**Selected excerpt**
===============

Glide strives to adopt more complex workflows like streaming text generation, speech transcribers and synthesizers. These types of workflows require us to have async workflows in Glide.

At the same time, we want to have all async workflows as similar as possible, so it's easier for our users to work with them, and it's easier to Glide maintainers to support them.

Motivation

Currently, Glide provides the unified chat & soon embedding APIs that are essentially sync request-response workflows.

Requirements

  • R1: It MUST be possible to use the proposed approach to implement streaming text generation & speech workflows
  • R2: The async API SHOULD be as unified as possible
  • R3: The proposed workflow SHOULD account for challenges of stateful connections in cloud environments
  • R4: The proposed workflow SHOULD account for a multi-instance Glide setups (like a typical deployment in K8s)

Design

Use Websocket Protocol

We are going to use websocket protocol to power all Glide's async API. Websocket is a bidirectional stateful long-living protocol that is normally used to communicate between a few parties by message passing.

===============

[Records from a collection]
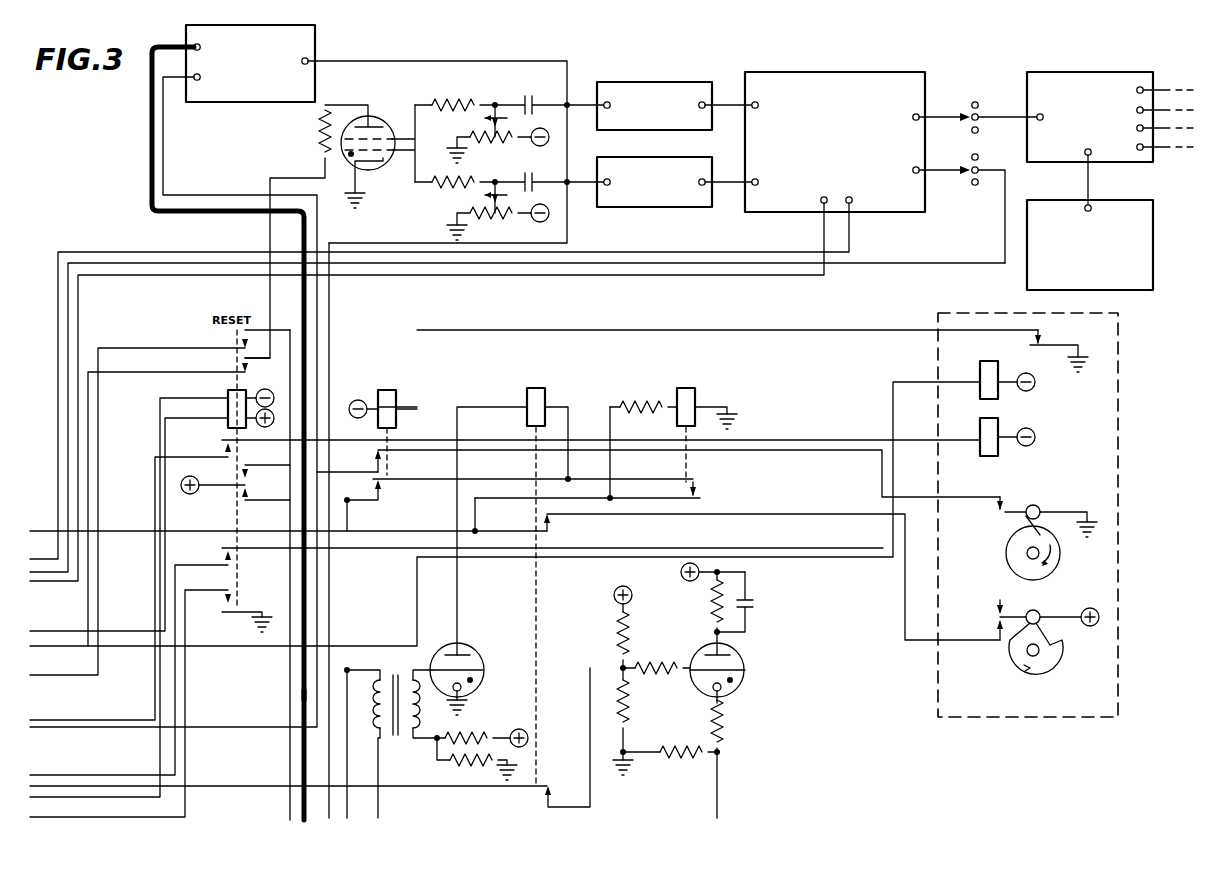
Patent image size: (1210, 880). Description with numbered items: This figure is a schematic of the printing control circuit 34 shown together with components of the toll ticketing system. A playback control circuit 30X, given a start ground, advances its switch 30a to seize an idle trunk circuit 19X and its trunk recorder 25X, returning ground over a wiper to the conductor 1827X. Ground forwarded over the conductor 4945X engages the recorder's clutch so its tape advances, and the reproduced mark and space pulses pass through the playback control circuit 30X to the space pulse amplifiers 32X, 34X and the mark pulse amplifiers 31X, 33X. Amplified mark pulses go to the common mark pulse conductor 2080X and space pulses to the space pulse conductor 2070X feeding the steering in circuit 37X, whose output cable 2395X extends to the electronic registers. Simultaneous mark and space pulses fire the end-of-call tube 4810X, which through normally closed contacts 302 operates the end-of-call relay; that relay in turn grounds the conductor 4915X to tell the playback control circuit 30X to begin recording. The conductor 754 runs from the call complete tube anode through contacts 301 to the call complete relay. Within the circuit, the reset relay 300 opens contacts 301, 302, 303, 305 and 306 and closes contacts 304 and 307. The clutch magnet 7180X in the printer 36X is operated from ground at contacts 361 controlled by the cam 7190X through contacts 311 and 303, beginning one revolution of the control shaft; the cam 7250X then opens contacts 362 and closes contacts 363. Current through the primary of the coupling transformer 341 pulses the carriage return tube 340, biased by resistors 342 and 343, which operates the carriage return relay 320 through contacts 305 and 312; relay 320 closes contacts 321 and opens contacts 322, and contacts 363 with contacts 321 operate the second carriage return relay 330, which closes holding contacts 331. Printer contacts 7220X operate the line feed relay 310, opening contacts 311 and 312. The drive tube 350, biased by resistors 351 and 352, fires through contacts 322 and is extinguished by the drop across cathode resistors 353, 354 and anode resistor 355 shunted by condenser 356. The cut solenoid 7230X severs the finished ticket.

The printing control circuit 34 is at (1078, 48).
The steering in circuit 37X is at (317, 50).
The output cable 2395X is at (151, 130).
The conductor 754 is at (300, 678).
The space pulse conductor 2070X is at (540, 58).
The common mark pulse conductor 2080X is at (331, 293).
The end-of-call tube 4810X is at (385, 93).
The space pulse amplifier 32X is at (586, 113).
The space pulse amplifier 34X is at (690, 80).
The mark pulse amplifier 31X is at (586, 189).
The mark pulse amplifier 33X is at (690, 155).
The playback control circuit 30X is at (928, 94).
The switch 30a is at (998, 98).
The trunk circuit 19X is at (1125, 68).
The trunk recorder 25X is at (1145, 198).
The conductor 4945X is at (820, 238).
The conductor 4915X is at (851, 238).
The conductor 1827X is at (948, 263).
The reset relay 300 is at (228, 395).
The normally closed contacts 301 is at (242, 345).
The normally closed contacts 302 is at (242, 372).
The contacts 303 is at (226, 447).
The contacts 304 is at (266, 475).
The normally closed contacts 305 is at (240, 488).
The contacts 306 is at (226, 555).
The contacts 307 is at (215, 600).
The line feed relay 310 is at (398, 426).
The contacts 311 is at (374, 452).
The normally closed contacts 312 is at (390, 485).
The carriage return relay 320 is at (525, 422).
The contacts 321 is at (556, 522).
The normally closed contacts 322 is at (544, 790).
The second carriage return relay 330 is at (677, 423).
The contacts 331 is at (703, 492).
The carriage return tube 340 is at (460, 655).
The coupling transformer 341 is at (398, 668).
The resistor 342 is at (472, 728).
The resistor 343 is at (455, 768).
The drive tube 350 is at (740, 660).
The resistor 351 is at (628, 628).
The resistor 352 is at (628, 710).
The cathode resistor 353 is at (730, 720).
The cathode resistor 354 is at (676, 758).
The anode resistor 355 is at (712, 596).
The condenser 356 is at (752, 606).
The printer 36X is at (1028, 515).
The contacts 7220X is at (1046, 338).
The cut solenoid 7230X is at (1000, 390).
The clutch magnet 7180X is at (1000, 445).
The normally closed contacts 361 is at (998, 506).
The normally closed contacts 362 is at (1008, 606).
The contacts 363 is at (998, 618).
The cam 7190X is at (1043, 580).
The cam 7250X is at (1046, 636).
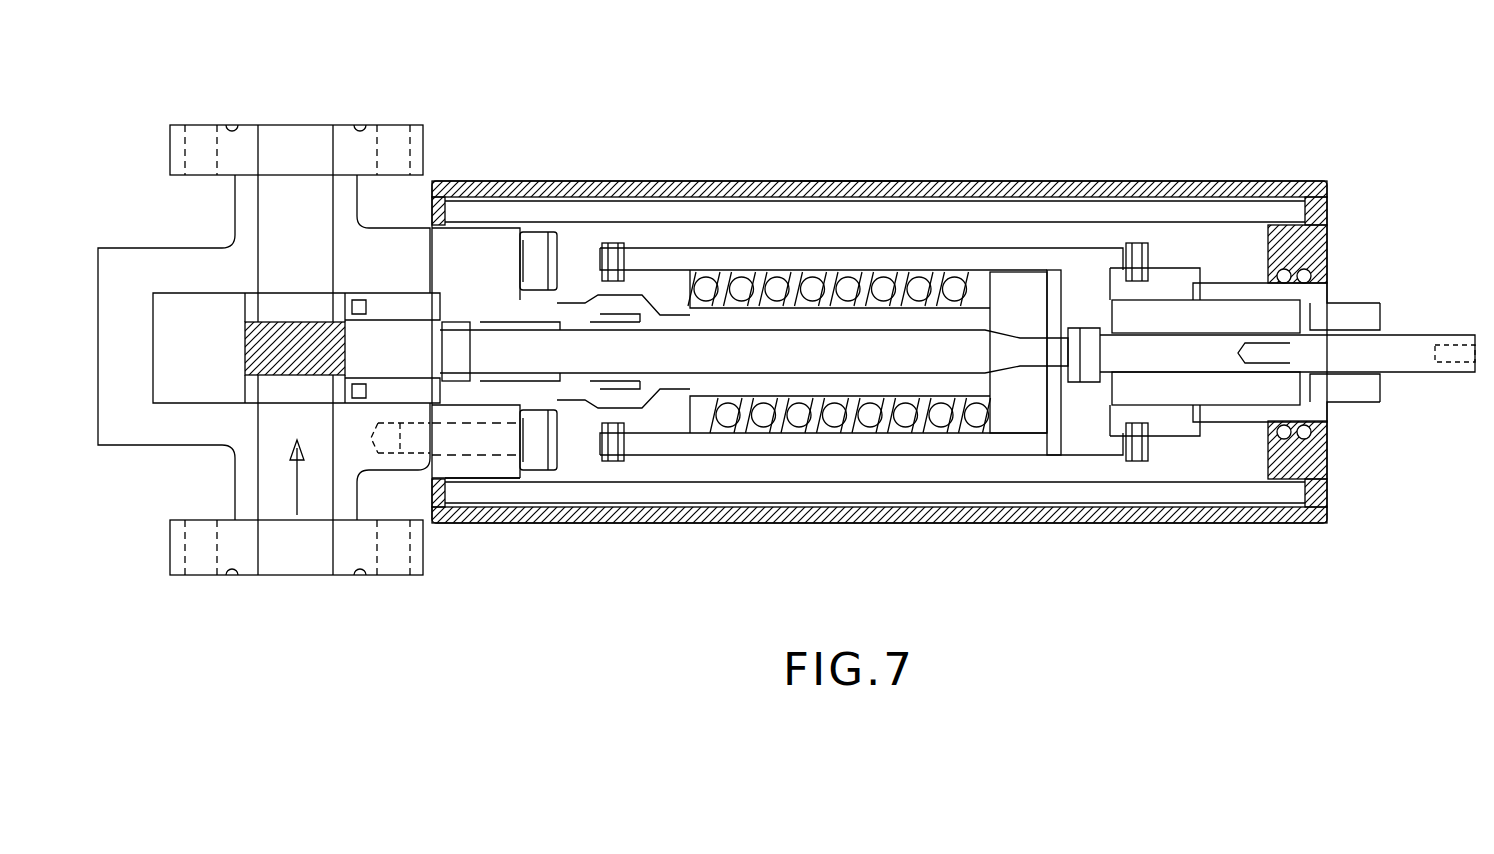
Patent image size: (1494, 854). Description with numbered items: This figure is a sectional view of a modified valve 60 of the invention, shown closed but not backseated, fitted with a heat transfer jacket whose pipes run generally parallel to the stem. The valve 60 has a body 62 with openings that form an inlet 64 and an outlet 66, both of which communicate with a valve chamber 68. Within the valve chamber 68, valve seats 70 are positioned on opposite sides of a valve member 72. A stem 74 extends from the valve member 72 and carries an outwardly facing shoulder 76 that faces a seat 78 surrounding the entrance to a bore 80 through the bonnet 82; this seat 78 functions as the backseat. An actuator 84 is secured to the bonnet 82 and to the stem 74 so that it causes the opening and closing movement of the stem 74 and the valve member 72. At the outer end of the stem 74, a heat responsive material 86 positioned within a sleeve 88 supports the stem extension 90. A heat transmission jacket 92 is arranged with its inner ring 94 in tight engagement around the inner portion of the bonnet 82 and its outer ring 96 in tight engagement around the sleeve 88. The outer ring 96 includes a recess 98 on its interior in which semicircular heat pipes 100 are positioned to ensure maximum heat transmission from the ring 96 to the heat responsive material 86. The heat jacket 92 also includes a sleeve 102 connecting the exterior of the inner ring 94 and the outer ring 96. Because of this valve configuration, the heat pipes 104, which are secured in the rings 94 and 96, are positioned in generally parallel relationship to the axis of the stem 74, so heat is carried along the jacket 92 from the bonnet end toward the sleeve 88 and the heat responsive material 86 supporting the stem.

===============

**Given problem 1**
Answer these questions from the Glide async workflow proposal, one line each:
(a) Which protocol will power all of Glide's async API?
(b) What APIs does Glide currently provide, according to the motivation?
(c) Which requirement addresses multi-instance Glide setups?
**Given problem 2**
Does each statement agree with the Glide async workflow proposal? Answer yes or no and quote the deciding words.
(a) Glide's current chat API is an async streaming workflow.
(b) Requirement R1 is stated as a MUST.
(c) Websocket is described as a stateless protocol.
**Given problem 3**
Can you write the next part of the Glide async workflow proposal, picking up after its last sentence?
These entries come from a separate source and are unrelated to the Glide async workflow proposal.

**Exercise result 1**
(a) The websocket protocol.
(b) The unified chat API and, soon, embedding APIs.
(c) R4.

**Exercise result 2**
(a) No: "essentially sync request-response workflows"
(b) Yes: "R1: It MUST be possible to use the proposed approach"
(c) No: "Websocket is a bidirectional stateful long-living protocol"

**Exercise result 3**
Every instance of a specific application establishes one long-lived websocket connection and use it to trigger async functionality of the corresponding router. This will ensure low latency communication between specific applications and Glide (as we eliminate overhead related to connection handshakes, especially, during TLS connections).

Async Endpoints

Just like with our sync API, async API is configured on a specific router level like:

  • /v1/language/default-lang-router/chat - the unified chat API (the existing endpoint)
  • /v1/language/default-lang-router/chatStream - an async websocket endpoint (a new one)
  • /v1/speech/default-speech-router/speak - an async websocket endpoint (a new one)
  • /v1/speech/default-speech-router/listen - an async websocket endpoint (a new one)

Async Routing

Async Routing Workflow

The key points:

  • Specific applications will need to establish and maintain one websocket connection per functionality (e.g. streaming text generation)
  • The existing routing workflow needs to embrace the async nature of the API. We likely will need to spin a routing logic in goroutines (aka control routines) that serve each client connection (e.g. instances of specific apps). Since websocket connection has to have one writer we will use the control goroutine to send response messages. Routers can leave response messages in a response channel.
  • Then, when we receive a new request message (e.g. "answer this question in a streaming manner"), we will start a new goroutine (aka request goroutine) to process that specific request.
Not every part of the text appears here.